◆ THE DATA

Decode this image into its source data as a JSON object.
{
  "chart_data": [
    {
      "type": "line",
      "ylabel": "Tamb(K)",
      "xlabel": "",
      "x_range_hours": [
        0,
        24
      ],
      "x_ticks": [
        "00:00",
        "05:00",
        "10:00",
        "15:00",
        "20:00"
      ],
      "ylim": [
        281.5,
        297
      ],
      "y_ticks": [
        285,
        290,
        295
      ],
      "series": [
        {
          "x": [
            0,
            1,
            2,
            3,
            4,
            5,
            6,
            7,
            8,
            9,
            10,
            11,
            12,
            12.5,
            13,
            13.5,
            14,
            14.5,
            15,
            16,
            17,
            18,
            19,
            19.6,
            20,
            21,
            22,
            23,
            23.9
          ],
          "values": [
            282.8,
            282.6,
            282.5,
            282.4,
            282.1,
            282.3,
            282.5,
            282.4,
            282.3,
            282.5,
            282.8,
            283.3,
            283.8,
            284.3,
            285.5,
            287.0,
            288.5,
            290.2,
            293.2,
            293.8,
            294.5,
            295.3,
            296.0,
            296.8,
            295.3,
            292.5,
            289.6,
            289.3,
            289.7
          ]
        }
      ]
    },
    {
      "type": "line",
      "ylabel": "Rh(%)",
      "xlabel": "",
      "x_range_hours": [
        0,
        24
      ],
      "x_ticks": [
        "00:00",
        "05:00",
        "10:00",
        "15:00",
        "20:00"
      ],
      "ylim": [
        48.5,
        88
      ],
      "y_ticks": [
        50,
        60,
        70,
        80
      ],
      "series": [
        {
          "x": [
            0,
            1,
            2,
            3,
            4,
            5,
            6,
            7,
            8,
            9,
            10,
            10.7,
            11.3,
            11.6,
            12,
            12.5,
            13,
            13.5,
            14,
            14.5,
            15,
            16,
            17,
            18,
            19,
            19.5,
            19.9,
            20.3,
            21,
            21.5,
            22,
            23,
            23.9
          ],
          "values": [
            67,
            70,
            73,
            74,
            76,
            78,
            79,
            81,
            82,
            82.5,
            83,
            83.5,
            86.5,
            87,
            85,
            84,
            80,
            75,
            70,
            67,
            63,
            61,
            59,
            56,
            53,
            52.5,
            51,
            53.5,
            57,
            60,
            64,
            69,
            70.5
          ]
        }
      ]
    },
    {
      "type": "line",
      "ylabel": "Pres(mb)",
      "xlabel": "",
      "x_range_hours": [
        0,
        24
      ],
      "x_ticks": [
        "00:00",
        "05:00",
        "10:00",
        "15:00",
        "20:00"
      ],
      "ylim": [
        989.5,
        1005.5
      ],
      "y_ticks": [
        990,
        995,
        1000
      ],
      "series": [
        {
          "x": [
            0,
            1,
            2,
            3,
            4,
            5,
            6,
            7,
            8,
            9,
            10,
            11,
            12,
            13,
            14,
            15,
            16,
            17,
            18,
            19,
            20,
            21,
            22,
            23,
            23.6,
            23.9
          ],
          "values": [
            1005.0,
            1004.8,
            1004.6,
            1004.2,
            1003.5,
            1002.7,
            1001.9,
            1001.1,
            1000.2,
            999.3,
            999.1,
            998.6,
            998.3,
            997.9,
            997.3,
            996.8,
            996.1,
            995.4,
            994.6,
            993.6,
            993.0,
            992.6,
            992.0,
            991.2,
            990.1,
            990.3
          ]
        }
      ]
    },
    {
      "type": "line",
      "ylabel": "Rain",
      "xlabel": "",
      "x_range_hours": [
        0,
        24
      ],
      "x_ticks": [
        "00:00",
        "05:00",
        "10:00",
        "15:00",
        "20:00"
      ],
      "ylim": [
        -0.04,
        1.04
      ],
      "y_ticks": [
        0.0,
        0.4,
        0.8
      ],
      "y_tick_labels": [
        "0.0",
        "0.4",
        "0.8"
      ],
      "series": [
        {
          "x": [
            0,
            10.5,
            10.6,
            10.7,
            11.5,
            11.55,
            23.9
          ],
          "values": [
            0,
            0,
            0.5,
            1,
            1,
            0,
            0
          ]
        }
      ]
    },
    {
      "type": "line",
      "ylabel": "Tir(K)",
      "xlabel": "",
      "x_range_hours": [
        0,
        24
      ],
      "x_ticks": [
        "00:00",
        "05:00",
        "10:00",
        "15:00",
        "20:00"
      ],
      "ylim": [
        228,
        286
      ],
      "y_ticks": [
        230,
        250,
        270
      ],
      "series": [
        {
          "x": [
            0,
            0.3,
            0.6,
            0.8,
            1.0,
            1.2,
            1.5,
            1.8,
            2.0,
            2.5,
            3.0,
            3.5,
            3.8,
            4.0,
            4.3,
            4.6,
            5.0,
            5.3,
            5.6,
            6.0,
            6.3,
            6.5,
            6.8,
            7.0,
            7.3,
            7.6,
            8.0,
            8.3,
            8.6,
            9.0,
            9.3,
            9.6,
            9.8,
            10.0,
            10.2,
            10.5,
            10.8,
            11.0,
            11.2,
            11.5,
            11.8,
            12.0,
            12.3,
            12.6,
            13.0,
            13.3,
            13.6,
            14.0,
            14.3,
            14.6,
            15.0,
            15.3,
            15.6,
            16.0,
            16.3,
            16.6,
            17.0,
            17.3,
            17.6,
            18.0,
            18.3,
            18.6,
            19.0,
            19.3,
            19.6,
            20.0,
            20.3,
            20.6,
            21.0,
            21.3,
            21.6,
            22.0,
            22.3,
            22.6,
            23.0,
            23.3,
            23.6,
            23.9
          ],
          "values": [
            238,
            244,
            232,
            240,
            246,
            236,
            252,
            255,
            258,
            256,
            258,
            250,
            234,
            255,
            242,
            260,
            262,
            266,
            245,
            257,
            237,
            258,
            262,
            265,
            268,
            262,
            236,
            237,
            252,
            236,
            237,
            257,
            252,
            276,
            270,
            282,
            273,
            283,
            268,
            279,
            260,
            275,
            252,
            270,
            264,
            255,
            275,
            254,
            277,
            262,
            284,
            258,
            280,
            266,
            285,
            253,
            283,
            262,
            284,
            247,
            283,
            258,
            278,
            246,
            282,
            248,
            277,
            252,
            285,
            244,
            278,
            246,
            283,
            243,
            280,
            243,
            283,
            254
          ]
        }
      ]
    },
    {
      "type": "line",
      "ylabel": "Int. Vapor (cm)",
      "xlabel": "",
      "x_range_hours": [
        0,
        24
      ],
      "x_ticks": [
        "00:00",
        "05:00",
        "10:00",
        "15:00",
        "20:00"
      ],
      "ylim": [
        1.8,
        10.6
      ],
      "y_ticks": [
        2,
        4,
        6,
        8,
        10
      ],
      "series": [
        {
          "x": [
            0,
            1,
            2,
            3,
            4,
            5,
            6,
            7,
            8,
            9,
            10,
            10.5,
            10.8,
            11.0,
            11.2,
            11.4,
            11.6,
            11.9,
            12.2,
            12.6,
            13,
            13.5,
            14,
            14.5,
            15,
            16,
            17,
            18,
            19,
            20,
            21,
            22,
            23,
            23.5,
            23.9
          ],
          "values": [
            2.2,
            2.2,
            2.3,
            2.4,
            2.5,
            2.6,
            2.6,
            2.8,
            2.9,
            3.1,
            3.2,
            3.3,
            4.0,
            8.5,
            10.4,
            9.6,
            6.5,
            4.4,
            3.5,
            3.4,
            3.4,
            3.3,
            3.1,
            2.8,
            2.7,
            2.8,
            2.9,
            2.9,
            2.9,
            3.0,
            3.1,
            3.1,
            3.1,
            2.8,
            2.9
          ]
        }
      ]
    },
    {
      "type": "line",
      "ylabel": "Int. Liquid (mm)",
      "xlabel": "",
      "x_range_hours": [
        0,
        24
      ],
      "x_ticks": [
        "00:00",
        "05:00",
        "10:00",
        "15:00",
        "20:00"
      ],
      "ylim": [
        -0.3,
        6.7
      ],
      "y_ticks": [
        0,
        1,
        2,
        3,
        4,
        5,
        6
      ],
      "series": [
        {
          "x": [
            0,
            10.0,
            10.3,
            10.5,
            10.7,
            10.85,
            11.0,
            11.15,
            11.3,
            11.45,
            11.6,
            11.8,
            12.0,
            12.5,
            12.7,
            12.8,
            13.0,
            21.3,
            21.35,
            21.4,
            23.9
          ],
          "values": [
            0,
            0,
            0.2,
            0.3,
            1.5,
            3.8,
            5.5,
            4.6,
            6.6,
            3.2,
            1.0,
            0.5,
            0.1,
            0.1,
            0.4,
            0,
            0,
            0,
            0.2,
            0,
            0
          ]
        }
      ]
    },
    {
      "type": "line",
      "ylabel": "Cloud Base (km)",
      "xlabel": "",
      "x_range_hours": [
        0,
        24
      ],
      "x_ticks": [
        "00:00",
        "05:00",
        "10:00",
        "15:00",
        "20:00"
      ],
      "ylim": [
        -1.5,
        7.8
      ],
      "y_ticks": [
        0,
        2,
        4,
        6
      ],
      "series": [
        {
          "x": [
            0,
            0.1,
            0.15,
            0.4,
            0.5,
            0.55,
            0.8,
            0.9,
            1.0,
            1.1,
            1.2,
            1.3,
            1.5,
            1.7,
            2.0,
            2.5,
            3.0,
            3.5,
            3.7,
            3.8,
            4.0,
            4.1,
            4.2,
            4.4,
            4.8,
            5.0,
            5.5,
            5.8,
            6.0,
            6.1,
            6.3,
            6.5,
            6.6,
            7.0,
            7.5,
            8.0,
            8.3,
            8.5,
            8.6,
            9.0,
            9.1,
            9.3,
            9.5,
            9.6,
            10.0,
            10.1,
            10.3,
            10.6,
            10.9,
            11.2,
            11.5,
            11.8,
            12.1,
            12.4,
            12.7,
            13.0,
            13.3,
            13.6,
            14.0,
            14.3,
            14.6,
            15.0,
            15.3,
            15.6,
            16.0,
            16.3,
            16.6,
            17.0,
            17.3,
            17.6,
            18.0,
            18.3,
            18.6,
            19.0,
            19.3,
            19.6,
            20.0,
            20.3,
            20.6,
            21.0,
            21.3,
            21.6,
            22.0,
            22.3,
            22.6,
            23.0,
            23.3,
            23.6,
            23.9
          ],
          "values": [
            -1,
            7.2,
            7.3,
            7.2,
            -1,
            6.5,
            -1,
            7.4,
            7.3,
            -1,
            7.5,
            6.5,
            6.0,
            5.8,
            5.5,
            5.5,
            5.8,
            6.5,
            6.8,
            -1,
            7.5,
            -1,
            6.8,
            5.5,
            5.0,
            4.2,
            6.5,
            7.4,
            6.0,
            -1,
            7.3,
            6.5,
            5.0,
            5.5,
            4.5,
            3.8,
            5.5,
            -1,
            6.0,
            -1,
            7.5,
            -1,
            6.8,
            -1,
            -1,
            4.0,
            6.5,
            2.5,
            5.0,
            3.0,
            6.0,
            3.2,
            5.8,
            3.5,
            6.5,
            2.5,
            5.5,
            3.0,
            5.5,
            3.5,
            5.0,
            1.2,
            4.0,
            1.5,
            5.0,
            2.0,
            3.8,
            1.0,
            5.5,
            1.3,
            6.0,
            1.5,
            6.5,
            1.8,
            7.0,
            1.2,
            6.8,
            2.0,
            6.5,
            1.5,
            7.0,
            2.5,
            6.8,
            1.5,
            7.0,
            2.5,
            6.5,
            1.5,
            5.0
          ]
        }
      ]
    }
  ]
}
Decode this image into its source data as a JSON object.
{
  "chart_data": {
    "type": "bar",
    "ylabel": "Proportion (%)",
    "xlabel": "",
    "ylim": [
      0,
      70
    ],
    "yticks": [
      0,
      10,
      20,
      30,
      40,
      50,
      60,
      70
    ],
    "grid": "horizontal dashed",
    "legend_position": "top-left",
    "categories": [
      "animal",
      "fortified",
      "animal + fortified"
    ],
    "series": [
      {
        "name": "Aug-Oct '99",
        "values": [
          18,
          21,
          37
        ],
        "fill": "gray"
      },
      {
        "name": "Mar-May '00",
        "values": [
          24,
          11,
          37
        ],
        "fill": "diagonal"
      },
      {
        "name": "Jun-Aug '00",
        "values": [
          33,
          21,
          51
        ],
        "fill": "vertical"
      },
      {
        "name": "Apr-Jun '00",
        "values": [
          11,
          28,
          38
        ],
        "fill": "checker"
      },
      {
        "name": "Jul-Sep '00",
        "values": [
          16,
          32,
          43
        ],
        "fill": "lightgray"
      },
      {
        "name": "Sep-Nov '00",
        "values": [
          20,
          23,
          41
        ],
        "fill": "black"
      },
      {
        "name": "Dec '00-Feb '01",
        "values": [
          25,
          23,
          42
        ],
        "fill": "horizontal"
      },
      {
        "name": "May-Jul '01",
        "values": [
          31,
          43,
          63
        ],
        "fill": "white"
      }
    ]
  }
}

◆ PROBLEM REQUIREMENTS
Establish how many lines of the records contain the string "ylabel" and state that number without elaboration.

◆ RESPONSE BELOW
9